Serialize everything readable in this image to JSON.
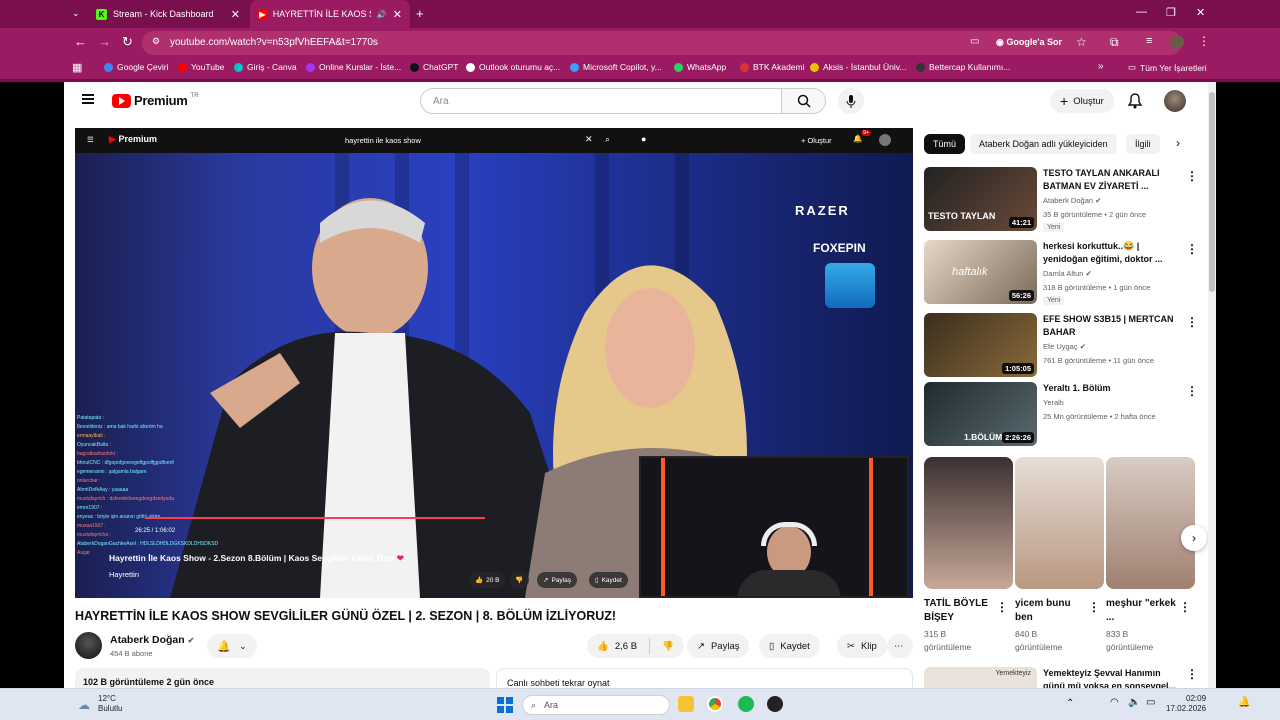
{
  "browser": {
    "tabs": [
      {
        "title": "Stream - Kick Dashboard",
        "active": false
      },
      {
        "title": "HAYRETTİN İLE KAOS SHOW",
        "active": true
      }
    ],
    "url": "youtube.com/watch?v=n53pfVhEEFA&t=1770s",
    "google_sor": "Google'a Sor",
    "bookmarks": [
      "Google Çeviri",
      "YouTube",
      "Giriş - Canva",
      "Online Kurslar - İste...",
      "ChatGPT",
      "Outlook oturumu aç...",
      "Microsoft Copilot, y...",
      "WhatsApp",
      "BTK Akademi",
      "Aksis - İstanbul Üniv...",
      "Bettercap Kullanımı..."
    ],
    "all_bookmarks": "Tüm Yer İşaretleri"
  },
  "youtube": {
    "logo_text": "Premium",
    "logo_region": "TR",
    "search_placeholder": "Ara",
    "create_label": "Oluştur"
  },
  "player": {
    "inner_logo": "Premium",
    "inner_search": "hayrettin ile kaos show",
    "inner_create": "Oluştur",
    "inner_badge": "9+",
    "razer": "RAZER",
    "foxepin": "FOXEPIN",
    "overlay_title": "Hayrettin İle Kaos Show - 2.Sezon 8.Bölüm | Kaos Sevgililer Günü Özel",
    "overlay_time": "26:25 / 1:06:02",
    "overlay_channel": "Hayrettin",
    "overlay_like": "20 B",
    "overlay_share": "Paylaş",
    "overlay_save": "Kaydet",
    "chat_lines": [
      "Patatapata :",
      "Ibooeldeniz : ama bak harbi sikerim ha",
      "ermaaylbali :",
      "OyuncakBalta :",
      "bagratbarbardokt :",
      "bhnutCNC : dfgopofgooregoftgpolfjgpdfoenf",
      "egemenanni : şalgamla balgam",
      "onlarcbar :",
      "AhmtDefkAay : yaaaaa",
      "mustafayrich : dsfeededeeegdeegdsedyeda",
      "emre1907 :",
      "enyeas : böyle işin ananın göttü sikim",
      "musaa1907 :",
      "mustafayricha :",
      "AtaberkDoganGachkeAxel : HDLSLDHDLDGKSKDLDHSDKSD",
      "Asgar"
    ]
  },
  "video": {
    "title": "HAYRETTİN İLE KAOS SHOW SEVGİLİLER GÜNÜ ÖZEL | 2. SEZON | 8. BÖLÜM İZLİYORUZ!",
    "channel": "Ataberk Doğan",
    "subs": "454 B abone",
    "likes": "2,6 B",
    "share": "Paylaş",
    "save": "Kaydet",
    "clip": "Klip",
    "desc": "102 B görüntüleme  2 gün önce",
    "chat_replay": "Canlı sohbeti tekrar oynat"
  },
  "sidebar": {
    "chips": [
      "Tümü",
      "Ataberk Doğan adlı yükleyiciden",
      "İlgili"
    ],
    "recs": [
      {
        "title": "TESTO TAYLAN ANKARALI BATMAN EV ZİYARETİ ...",
        "channel": "Ataberk Doğan",
        "meta": "35 B görüntüleme • 2 gün önce",
        "badge": "Yeni",
        "duration": "41:21",
        "thumb_text": "TESTO TAYLAN"
      },
      {
        "title": "herkesi korkuttuk..😂 | yenidoğan eğitimi, doktor ...",
        "channel": "Damla Altun",
        "meta": "318 B görüntüleme • 1 gün önce",
        "badge": "Yeni",
        "duration": "56:26",
        "thumb_text": "haftalık"
      },
      {
        "title": "EFE SHOW S3B15 | MERTCAN BAHAR",
        "channel": "Efe Uygaç",
        "meta": "761 B görüntüleme • 11 gün önce",
        "badge": "",
        "duration": "1:05:05",
        "thumb_text": ""
      },
      {
        "title": "Yeraltı 1. Bölüm",
        "channel": "Yeraltı",
        "meta": "25 Mn görüntüleme • 2 hafta önce",
        "badge": "",
        "duration": "2:26:26",
        "thumb_text": "1.BÖLÜM"
      }
    ],
    "shorts": [
      {
        "title": "TATİL BÖYLE BİŞEY",
        "views": "315 B",
        "label": "görüntüleme"
      },
      {
        "title": "yicem bunu ben",
        "views": "840 B",
        "label": "görüntüleme"
      },
      {
        "title": "meşhur \"erkek ...",
        "views": "833 B",
        "label": "görüntüleme"
      }
    ],
    "rec5_title": "Yemekteyiz Şevval Hanımın günü mü yoksa en sonsevgel...",
    "rec5_thumb": "Yemekteyiz"
  },
  "taskbar": {
    "temp": "12°C",
    "weather": "Bulutlu",
    "search": "Ara",
    "time": "02:09",
    "date": "17.02.2026"
  },
  "colors": {
    "browser_frame": "#7a0f4e",
    "yt_red": "#ff0000",
    "progress": "#ff3b4e"
  }
}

····················

#### Exercise
Filter the entries and copy out every line with the word "Yeraltı".

#### Complete answer
        "title": "Yeraltı 1. Bölüm",
        "channel": "Yeraltı",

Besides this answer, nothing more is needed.